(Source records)

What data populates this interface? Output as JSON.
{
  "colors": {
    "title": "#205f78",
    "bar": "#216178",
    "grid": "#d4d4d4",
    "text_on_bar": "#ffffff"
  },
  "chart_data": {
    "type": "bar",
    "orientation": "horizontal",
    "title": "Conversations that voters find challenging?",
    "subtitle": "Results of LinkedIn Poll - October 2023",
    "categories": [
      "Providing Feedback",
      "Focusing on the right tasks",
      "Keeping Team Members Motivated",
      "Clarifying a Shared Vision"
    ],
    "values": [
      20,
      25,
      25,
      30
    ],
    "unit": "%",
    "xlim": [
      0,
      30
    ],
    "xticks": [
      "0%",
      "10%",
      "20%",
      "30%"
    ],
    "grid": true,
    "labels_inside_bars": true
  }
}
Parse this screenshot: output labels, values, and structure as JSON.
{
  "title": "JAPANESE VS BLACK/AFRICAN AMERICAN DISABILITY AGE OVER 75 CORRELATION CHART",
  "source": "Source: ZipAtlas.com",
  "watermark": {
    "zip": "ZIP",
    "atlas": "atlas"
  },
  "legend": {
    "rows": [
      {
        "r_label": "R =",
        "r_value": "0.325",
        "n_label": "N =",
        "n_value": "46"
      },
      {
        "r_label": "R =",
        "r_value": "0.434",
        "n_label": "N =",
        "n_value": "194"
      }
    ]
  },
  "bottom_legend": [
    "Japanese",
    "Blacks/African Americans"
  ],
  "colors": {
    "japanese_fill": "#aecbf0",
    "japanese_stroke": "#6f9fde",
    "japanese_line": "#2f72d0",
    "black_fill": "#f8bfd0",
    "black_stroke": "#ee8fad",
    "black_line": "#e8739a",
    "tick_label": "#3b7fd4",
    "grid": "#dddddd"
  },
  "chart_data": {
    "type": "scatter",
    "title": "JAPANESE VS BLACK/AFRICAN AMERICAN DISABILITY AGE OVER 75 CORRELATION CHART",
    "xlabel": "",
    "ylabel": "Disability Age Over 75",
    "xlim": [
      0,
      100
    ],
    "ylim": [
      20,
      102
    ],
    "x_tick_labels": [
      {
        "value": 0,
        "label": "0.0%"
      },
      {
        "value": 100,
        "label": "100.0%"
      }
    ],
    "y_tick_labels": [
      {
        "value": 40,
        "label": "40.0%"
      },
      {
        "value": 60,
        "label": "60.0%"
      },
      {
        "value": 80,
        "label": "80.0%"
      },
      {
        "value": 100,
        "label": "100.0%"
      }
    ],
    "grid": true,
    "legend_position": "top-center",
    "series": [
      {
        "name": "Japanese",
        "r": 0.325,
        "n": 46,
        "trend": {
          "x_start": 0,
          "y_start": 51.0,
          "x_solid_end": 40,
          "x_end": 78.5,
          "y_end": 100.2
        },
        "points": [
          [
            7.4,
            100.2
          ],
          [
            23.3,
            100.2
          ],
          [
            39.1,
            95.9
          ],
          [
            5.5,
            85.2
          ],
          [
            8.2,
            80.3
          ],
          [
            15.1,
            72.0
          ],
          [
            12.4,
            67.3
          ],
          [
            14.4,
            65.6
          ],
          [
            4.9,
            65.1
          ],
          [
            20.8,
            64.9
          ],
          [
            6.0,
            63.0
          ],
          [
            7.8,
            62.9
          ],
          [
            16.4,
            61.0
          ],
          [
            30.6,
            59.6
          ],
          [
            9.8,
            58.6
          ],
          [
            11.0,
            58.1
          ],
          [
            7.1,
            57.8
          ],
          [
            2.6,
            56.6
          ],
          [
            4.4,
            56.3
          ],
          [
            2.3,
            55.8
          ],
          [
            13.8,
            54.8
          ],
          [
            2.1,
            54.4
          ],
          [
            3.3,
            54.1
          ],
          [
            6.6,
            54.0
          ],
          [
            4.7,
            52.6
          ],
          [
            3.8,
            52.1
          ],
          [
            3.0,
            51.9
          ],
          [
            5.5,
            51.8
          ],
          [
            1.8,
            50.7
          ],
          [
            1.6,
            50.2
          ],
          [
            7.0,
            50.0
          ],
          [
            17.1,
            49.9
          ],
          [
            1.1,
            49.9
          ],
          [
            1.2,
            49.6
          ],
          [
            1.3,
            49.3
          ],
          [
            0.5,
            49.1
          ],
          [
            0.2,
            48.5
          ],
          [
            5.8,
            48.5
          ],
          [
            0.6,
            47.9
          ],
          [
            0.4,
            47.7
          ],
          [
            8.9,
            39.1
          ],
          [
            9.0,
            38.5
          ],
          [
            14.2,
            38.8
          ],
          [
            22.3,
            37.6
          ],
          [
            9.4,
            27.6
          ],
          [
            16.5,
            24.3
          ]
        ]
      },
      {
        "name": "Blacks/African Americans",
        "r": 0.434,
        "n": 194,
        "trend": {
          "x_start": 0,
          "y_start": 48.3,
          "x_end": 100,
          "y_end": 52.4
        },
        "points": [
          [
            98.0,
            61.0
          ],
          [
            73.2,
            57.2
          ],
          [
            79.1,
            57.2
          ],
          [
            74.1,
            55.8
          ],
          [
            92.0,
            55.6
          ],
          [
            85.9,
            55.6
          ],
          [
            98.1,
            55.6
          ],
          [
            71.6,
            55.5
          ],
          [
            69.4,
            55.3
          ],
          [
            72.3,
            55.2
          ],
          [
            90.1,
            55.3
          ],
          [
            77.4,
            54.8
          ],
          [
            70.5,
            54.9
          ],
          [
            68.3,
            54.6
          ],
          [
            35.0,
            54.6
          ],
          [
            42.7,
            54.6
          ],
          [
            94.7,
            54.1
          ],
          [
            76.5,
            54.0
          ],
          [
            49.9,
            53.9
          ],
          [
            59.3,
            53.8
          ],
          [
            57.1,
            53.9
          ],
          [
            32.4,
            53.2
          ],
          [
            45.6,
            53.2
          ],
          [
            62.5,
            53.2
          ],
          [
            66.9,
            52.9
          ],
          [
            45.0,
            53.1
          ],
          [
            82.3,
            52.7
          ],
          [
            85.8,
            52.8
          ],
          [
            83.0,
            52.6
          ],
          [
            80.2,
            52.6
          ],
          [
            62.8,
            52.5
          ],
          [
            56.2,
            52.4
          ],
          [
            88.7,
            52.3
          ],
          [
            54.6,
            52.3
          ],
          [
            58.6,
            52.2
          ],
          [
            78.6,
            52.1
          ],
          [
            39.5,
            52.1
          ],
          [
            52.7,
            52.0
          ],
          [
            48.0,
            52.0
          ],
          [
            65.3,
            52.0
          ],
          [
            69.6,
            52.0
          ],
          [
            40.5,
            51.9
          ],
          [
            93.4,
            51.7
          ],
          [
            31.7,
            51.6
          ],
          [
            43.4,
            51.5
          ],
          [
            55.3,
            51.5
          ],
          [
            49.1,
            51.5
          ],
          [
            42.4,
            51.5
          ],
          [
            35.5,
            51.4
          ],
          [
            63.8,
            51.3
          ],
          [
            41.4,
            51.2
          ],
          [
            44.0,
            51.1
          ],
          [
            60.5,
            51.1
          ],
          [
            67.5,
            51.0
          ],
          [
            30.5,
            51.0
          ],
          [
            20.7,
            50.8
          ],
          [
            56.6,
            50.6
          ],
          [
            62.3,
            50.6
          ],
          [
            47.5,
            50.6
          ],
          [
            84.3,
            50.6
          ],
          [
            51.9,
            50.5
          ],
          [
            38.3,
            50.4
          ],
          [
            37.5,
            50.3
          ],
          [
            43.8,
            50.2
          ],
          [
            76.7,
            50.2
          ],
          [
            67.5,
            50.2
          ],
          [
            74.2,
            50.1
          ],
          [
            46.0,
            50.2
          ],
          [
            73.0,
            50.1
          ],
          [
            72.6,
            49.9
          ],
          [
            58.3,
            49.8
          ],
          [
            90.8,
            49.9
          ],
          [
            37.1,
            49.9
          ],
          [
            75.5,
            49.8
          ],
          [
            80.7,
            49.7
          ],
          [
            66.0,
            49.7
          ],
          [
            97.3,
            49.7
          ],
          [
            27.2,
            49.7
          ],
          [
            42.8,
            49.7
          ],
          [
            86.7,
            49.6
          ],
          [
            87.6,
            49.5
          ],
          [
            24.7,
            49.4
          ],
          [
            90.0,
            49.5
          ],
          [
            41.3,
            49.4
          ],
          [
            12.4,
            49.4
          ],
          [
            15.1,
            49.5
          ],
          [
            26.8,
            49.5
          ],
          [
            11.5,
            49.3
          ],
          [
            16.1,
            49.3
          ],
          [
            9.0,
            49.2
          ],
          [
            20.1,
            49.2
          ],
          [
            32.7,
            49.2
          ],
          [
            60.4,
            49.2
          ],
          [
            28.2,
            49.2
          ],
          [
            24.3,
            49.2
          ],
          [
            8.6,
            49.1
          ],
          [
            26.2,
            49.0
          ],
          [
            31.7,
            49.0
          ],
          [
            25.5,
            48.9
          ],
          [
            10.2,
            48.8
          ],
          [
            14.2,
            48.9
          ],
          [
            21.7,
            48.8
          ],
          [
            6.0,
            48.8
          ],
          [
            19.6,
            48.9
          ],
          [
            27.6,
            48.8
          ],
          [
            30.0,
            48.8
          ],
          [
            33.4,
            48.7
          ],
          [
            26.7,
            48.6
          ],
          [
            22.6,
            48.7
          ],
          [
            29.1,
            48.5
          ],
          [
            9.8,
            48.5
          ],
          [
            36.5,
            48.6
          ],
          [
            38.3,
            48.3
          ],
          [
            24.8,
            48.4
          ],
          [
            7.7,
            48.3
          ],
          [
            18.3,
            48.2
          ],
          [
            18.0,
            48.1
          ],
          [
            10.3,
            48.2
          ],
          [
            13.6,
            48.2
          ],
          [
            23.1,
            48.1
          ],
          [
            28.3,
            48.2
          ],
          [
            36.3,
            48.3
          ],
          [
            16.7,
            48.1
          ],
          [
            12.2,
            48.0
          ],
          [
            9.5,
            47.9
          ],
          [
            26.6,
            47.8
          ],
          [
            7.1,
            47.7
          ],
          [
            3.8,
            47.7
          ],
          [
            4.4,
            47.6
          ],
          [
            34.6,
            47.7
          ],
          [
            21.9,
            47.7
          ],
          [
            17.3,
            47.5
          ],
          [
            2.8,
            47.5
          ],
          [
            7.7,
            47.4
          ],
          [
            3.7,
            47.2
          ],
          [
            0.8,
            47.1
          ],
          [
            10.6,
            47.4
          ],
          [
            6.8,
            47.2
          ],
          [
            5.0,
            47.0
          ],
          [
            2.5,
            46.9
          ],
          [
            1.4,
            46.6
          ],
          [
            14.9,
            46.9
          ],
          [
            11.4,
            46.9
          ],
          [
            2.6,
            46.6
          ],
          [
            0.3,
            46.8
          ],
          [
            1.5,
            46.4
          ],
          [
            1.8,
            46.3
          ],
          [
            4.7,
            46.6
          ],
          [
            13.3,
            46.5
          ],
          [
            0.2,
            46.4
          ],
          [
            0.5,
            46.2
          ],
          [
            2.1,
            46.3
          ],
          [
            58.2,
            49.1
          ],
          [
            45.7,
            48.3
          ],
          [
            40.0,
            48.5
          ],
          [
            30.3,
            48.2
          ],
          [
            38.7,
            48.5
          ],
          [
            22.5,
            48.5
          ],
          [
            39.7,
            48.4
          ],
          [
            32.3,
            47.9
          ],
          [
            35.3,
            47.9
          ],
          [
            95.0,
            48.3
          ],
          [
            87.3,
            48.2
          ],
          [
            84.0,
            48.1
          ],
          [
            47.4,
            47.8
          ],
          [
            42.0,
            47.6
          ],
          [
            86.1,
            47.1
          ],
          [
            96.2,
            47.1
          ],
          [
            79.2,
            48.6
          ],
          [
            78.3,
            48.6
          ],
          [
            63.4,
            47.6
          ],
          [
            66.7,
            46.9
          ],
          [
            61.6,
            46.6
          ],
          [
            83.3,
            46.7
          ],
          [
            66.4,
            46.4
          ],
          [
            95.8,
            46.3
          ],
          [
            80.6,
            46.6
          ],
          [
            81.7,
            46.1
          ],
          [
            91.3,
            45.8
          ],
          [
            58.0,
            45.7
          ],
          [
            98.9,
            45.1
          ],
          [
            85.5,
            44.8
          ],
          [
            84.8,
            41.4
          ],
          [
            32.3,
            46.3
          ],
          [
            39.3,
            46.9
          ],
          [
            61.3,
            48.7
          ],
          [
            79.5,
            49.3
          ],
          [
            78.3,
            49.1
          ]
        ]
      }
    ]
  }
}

[Aim of the exercise]:
Copy out each line in the preceding records that contains "CORRELATION".

[Right answer]:
  "title": "JAPANESE VS BLACK/AFRICAN AMERICAN DISABILITY AGE OVER 75 CORRELATION CHART",
    "title": "JAPANESE VS BLACK/AFRICAN AMERICAN DISABILITY AGE OVER 75 CORRELATION CHART",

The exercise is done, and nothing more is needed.